● **YOUR INSTRUCTIONS**: Gather all lines in the records below that include the word "structured".
-- START AVAILABLE RECORDS --
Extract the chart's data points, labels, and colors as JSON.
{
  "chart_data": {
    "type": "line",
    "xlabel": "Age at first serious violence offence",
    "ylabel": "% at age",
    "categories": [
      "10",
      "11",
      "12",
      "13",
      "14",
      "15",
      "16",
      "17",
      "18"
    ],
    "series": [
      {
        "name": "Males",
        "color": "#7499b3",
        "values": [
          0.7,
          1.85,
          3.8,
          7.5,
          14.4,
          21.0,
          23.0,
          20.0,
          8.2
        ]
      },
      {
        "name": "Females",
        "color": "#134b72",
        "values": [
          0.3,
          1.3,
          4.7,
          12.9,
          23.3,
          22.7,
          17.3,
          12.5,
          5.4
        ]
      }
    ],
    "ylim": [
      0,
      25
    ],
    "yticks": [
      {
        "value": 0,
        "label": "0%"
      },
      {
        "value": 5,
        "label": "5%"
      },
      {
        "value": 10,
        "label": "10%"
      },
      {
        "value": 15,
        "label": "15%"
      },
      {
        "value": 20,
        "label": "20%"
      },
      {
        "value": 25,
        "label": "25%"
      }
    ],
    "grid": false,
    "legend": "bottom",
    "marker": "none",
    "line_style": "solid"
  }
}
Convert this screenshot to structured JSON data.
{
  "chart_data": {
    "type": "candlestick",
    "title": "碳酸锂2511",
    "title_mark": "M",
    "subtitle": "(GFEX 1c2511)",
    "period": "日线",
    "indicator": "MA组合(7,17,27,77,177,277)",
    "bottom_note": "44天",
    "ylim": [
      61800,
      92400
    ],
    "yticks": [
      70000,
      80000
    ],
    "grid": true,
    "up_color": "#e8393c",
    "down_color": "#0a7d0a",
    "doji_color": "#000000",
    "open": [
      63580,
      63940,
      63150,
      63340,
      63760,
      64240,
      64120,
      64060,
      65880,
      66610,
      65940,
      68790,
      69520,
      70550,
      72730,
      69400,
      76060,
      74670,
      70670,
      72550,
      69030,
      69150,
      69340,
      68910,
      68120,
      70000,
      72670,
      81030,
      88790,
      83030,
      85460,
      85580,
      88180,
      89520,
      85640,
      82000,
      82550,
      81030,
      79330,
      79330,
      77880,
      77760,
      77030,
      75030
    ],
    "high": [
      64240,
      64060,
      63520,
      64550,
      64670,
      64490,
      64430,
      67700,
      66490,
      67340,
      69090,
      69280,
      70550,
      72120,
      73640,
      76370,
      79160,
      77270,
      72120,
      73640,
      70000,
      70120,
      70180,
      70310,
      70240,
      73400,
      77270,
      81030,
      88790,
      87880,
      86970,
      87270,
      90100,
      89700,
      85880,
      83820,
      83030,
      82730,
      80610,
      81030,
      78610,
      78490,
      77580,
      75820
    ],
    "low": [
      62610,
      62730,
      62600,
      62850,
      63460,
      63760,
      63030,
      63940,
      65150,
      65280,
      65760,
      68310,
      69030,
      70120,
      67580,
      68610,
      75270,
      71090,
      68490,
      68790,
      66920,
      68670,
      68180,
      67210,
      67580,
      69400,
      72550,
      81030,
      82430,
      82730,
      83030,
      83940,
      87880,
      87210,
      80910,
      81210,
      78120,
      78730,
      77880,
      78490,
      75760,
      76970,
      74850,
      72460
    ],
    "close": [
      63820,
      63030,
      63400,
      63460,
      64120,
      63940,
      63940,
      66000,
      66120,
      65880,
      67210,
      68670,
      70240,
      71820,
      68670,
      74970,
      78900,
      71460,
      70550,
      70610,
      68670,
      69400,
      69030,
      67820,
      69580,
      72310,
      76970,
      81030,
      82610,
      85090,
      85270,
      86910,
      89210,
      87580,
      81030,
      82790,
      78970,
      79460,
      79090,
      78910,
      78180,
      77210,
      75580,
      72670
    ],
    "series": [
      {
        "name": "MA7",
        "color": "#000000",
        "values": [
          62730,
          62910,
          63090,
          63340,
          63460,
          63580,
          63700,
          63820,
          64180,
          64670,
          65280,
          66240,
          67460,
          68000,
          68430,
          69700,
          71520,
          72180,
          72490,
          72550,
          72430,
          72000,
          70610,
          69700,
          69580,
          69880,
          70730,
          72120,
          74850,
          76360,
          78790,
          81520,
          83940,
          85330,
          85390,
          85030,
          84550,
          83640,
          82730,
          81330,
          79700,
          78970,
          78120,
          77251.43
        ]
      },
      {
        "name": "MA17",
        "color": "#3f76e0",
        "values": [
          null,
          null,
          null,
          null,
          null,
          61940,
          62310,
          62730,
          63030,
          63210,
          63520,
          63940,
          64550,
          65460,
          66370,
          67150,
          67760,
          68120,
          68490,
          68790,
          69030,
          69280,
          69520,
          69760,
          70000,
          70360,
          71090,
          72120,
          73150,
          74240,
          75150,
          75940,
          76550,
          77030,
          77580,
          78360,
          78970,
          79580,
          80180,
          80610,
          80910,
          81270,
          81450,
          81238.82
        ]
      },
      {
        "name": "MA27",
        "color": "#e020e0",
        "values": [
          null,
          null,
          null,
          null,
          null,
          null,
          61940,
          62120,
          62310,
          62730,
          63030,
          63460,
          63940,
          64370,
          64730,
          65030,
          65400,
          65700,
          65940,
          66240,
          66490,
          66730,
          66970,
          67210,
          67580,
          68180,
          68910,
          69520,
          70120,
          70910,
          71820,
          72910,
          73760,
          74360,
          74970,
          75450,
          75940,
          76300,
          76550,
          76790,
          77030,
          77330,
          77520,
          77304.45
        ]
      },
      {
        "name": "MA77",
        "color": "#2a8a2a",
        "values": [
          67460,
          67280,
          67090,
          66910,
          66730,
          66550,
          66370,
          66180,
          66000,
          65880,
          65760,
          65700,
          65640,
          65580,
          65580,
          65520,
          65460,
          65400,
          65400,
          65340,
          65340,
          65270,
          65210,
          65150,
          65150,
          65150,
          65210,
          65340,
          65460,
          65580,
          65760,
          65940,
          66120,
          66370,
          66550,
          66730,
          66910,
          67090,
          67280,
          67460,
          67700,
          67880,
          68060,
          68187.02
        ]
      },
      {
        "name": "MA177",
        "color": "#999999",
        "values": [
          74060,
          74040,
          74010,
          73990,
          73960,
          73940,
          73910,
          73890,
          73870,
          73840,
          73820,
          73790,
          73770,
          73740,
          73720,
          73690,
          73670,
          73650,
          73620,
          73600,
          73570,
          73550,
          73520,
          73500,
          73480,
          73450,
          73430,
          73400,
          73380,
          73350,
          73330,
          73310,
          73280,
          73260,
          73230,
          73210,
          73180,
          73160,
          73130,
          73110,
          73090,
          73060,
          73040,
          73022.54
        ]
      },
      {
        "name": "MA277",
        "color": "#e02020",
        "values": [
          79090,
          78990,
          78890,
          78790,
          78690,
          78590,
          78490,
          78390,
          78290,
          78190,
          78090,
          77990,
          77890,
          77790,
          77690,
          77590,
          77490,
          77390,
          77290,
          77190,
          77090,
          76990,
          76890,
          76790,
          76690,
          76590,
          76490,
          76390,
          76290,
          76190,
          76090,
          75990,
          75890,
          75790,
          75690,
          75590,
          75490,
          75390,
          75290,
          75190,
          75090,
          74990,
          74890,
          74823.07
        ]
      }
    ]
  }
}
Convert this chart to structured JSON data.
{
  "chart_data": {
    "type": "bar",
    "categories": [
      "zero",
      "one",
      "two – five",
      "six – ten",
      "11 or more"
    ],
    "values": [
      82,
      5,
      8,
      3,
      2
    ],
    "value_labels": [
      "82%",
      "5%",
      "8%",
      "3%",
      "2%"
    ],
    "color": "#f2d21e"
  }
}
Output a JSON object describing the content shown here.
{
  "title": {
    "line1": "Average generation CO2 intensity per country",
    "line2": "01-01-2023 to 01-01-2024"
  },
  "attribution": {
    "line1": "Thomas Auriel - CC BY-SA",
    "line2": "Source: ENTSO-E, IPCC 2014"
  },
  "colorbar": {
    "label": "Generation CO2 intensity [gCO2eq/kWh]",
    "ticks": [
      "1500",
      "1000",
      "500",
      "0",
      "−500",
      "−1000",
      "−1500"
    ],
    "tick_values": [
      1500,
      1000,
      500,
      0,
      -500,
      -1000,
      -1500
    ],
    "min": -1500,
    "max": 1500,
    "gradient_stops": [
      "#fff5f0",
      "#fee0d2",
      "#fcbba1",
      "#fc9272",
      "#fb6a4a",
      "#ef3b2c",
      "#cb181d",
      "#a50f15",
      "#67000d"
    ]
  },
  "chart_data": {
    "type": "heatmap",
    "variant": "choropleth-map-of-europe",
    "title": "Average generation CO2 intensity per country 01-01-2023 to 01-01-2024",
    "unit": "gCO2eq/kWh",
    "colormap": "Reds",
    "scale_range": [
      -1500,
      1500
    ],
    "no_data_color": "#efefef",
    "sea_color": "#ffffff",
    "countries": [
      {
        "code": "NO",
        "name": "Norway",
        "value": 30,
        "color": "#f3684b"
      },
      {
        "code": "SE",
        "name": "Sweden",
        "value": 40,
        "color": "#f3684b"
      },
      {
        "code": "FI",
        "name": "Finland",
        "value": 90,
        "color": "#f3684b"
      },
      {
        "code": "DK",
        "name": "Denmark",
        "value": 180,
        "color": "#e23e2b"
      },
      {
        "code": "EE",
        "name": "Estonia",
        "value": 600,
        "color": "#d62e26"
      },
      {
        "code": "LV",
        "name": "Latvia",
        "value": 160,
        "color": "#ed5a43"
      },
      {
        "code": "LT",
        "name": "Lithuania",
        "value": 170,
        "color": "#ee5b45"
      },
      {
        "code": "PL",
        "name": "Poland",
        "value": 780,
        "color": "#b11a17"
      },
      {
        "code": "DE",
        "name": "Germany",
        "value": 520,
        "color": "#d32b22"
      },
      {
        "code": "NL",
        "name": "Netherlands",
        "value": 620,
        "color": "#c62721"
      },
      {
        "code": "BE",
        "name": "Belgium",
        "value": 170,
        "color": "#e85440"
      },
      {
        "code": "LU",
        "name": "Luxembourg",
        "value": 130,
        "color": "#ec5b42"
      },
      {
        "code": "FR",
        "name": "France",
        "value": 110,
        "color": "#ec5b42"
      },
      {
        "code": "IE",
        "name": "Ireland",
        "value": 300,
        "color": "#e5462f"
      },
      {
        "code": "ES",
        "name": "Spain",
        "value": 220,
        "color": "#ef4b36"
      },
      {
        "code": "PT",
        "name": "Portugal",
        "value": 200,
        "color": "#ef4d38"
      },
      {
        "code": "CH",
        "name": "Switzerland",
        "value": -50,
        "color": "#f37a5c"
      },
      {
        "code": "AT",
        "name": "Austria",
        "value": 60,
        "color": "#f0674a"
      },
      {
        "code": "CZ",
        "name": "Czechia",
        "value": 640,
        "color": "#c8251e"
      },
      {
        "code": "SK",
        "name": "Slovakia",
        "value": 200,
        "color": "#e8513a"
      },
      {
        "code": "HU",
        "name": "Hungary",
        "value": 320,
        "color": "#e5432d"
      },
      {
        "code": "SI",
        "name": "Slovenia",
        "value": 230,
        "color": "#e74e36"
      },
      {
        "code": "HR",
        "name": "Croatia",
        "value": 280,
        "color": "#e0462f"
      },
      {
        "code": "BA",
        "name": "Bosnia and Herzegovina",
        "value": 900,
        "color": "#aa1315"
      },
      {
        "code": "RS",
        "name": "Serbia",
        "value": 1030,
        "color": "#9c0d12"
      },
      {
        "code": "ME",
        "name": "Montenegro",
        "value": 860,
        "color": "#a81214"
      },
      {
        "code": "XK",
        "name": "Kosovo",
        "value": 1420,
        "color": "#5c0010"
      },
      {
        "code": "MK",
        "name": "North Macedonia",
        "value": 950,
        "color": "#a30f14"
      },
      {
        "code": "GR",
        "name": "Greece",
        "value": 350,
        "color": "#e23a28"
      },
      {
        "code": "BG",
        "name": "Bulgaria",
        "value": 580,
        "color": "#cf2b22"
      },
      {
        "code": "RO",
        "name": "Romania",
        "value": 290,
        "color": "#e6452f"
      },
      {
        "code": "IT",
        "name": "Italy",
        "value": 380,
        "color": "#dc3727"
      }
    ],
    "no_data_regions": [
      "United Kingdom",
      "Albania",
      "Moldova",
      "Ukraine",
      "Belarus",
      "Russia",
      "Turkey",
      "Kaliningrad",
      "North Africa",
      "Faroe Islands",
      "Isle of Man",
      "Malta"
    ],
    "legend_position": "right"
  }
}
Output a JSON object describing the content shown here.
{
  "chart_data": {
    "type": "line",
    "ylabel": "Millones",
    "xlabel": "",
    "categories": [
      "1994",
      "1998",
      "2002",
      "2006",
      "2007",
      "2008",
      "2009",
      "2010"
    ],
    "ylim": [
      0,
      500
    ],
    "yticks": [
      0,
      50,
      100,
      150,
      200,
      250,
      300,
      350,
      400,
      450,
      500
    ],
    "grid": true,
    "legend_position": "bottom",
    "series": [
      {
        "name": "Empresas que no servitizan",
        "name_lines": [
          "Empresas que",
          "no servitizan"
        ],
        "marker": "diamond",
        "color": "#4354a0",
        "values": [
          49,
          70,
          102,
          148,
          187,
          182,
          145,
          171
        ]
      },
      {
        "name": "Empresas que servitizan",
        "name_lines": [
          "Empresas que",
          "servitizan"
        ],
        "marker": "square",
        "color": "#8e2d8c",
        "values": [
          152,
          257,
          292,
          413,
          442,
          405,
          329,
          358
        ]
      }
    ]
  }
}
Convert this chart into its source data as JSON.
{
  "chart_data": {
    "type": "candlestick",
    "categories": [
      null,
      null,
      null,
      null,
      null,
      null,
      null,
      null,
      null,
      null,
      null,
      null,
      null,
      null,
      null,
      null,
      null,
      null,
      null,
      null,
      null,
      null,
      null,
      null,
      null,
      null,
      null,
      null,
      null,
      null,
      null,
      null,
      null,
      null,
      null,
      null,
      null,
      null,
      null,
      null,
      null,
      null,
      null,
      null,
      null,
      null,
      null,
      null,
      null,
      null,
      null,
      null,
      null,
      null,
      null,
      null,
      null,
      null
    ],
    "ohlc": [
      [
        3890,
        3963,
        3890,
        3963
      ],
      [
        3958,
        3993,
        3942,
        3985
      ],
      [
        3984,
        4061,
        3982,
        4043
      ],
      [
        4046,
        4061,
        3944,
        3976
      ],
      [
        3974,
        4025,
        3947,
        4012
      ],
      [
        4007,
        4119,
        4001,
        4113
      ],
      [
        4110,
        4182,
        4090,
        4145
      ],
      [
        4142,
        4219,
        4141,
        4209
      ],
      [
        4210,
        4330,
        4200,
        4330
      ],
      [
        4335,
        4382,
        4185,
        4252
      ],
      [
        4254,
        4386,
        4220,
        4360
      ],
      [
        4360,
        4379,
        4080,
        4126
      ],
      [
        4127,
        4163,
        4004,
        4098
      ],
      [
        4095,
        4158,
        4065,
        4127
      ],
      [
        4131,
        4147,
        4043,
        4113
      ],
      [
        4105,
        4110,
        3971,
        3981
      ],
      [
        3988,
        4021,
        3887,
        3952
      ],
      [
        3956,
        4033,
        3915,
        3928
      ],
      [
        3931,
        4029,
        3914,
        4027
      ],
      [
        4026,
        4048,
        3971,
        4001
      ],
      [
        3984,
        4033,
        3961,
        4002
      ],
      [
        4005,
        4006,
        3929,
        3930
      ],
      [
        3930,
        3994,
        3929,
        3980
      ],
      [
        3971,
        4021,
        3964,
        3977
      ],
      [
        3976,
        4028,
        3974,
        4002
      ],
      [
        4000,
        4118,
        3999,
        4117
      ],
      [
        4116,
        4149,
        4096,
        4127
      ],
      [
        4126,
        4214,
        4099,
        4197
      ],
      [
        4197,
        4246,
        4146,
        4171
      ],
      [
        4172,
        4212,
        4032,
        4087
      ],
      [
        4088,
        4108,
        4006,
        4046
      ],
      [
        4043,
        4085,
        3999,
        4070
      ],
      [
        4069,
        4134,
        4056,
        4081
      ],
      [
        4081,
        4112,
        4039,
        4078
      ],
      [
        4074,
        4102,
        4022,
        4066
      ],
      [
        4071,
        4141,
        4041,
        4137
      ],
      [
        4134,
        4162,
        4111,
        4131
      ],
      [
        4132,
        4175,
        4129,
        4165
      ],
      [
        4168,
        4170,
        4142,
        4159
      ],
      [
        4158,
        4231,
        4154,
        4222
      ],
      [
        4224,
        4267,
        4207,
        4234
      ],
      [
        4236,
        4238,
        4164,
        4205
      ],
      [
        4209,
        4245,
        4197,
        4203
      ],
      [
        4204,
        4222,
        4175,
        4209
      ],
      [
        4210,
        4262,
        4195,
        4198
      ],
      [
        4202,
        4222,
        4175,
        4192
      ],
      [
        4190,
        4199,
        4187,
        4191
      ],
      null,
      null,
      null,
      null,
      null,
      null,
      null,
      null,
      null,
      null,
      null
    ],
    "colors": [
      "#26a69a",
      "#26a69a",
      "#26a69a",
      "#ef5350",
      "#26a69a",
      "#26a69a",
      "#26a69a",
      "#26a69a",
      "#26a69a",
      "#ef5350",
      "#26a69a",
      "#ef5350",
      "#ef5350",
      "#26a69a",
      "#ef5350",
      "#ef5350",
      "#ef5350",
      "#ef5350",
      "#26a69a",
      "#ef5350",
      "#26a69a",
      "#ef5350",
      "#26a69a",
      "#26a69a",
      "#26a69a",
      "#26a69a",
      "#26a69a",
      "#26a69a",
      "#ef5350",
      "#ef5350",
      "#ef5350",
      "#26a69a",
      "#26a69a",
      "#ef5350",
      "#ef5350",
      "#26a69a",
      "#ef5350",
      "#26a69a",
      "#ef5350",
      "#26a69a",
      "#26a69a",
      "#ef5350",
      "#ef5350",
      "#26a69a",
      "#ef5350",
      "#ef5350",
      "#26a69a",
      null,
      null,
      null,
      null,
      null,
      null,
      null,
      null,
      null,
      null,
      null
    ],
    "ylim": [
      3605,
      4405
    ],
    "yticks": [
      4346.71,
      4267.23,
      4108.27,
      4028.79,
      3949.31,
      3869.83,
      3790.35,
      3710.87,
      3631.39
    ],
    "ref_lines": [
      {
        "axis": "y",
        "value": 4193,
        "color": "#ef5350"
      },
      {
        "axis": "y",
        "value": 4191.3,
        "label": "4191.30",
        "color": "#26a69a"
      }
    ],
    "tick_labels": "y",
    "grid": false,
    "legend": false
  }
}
-- END AVAILABLE RECORDS --
● **COMPLETED TASK**:
Convert this screenshot to structured JSON data.
Convert this chart to structured JSON data.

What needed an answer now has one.